What you should do
Return every entry exactly.

Supplied information
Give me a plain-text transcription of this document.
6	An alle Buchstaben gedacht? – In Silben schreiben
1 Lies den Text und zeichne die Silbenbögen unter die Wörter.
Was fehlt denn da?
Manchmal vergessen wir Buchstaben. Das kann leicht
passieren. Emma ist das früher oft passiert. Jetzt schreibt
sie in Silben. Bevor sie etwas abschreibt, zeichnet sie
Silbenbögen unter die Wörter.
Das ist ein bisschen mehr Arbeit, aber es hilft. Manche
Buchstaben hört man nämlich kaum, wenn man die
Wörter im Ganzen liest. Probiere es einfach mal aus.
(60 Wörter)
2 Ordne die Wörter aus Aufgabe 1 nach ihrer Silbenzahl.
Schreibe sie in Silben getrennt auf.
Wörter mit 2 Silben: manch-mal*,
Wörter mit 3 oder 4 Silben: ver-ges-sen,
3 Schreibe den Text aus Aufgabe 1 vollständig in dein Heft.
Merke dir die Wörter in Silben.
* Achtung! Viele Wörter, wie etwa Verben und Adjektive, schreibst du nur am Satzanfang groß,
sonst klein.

Response to the exercise
Give me a plain-text transcription of this document.
6	An alle Buchstaben gedacht? – In Silben schreiben
1 Lies den Text und zeichne die Silbenbögen unter die Wörter.
Was fehlt denn da?
Manchmal vergessen wir Buchstaben. Das kann leicht
passieren. Emma ist das früher oft passiert. Jetzt schreibt
sie in Silben. Bevor sie etwas abschreibt, zeichnet sie
Silbenbögen unter die Wörter.
Das ist ein bisschen mehr Arbeit, aber es hilft. Manche
Buchstaben hört man nämlich kaum, wenn man die
Wörter im Ganzen liest. Probiere es einfach mal aus.
(60 Wörter)
2 Ordne die Wörter aus Aufgabe 1 nach ihrer Silbenzahl.
Schreibe sie in Silben getrennt auf.
Wörter mit 2 Silben: manch-mal*,
Wörter mit 3 oder 4 Silben: ver-ges-sen,
3 Schreibe den Text aus Aufgabe 1 vollständig in dein Heft.
Merke dir die Wörter in Silben.
* Achtung! Viele Wörter, wie etwa Verben und Adjektive, schreibst du nur am Satzanfang groß,
sonst klein.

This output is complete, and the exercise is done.